» **What to produce**
Note how many lines hold "difference" and report that number by itself.
________________________
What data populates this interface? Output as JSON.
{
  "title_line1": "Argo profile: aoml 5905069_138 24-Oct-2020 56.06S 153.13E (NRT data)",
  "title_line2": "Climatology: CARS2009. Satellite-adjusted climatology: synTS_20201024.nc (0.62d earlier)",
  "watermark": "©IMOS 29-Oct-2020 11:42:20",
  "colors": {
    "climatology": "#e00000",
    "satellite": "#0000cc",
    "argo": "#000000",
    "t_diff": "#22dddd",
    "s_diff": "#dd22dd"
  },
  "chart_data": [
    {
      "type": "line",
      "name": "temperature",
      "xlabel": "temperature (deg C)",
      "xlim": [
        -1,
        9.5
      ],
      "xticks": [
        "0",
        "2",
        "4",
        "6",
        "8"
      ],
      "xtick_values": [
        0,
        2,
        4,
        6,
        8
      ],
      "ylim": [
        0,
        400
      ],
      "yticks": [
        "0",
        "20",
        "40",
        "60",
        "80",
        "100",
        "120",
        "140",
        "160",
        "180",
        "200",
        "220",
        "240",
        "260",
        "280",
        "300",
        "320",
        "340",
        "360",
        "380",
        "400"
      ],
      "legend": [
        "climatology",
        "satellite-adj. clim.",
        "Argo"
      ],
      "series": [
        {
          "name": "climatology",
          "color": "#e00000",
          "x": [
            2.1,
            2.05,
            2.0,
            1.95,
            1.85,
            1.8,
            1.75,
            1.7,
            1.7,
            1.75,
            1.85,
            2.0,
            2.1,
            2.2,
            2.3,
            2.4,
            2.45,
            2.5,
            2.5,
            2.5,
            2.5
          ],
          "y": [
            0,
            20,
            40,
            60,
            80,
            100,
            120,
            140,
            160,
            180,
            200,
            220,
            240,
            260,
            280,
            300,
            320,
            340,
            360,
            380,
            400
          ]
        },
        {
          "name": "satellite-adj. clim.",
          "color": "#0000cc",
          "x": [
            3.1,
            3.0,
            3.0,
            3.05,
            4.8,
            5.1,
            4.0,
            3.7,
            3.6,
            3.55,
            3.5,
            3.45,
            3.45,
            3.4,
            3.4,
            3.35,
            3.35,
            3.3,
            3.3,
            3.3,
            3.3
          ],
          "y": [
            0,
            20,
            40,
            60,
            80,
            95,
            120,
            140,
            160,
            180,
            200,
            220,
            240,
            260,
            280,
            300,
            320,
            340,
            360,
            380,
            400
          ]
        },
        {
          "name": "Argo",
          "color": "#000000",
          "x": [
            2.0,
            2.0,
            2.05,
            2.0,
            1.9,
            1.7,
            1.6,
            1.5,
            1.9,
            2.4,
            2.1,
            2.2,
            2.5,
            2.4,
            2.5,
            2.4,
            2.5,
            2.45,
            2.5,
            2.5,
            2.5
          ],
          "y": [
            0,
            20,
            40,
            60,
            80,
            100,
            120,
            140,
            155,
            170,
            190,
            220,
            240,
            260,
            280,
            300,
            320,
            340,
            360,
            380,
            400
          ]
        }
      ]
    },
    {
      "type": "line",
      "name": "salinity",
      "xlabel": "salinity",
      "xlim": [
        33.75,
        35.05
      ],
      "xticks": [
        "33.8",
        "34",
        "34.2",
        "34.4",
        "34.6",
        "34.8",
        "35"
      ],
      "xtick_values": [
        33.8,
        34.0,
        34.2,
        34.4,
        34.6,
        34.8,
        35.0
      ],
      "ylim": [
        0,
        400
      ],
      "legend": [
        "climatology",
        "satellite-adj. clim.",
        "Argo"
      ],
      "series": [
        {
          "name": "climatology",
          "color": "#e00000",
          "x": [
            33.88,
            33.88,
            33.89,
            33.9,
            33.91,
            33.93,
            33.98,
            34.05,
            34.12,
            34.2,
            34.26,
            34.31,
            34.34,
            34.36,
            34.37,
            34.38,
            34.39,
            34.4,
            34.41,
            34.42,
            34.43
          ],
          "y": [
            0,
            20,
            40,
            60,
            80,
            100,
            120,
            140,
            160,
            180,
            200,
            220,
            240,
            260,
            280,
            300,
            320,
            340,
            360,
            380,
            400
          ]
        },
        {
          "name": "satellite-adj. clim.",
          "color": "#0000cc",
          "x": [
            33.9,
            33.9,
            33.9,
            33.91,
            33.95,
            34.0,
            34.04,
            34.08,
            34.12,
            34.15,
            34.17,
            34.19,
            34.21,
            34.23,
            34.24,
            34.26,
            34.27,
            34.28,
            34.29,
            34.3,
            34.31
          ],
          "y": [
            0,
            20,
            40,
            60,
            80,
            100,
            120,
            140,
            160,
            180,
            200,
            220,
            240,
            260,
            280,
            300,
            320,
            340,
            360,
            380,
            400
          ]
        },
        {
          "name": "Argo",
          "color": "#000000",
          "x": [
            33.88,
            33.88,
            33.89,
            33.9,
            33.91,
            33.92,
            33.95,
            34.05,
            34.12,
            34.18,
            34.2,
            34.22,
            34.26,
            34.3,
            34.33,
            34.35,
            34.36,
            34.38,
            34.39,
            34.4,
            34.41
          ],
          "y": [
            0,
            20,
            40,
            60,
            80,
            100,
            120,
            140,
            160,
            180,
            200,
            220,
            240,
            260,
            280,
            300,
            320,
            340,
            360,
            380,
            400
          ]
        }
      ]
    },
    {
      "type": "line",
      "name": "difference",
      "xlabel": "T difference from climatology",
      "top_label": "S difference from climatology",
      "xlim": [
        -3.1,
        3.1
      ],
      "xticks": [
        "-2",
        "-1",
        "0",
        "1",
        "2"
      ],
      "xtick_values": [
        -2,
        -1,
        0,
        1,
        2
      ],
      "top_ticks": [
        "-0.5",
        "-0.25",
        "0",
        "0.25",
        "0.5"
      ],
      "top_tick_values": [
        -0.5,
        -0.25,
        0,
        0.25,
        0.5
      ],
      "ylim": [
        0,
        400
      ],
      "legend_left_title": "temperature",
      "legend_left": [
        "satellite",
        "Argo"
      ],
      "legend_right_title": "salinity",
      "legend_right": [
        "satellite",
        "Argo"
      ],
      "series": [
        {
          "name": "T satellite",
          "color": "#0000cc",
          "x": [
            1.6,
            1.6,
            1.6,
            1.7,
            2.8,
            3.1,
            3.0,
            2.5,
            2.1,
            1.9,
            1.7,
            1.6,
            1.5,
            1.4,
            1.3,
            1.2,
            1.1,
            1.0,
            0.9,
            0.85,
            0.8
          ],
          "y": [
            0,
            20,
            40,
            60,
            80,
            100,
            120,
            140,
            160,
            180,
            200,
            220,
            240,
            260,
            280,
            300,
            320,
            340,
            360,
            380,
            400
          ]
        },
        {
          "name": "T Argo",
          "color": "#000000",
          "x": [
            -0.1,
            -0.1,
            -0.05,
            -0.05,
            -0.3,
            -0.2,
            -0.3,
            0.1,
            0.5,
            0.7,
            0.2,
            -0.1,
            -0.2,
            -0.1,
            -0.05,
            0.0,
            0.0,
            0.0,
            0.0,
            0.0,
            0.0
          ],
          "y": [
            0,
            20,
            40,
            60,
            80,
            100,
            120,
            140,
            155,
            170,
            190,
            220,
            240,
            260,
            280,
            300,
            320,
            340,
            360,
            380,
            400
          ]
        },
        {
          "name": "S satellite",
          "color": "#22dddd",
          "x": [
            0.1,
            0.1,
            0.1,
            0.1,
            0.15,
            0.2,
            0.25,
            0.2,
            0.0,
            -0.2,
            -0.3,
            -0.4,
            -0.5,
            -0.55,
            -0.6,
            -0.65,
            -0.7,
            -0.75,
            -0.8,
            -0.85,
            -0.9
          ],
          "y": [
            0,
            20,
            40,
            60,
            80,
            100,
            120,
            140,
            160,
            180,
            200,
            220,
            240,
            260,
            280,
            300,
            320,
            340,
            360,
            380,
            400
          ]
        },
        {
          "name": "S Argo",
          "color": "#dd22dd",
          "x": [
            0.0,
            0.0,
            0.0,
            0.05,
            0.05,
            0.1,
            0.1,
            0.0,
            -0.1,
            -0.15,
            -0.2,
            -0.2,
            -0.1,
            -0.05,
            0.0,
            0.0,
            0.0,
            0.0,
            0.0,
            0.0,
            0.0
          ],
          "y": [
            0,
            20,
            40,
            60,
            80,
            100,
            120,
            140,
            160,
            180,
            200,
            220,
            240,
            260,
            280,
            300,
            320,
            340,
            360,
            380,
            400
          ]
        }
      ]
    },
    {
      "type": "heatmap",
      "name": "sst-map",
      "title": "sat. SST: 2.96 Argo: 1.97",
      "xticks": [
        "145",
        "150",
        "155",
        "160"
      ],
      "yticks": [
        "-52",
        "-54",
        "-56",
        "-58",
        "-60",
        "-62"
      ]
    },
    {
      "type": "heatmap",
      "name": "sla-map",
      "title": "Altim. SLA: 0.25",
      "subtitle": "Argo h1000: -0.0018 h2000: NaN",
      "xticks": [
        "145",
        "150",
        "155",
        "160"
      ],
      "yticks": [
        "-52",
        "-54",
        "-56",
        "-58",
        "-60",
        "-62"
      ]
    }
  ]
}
________________________
» **Solution to this task**
3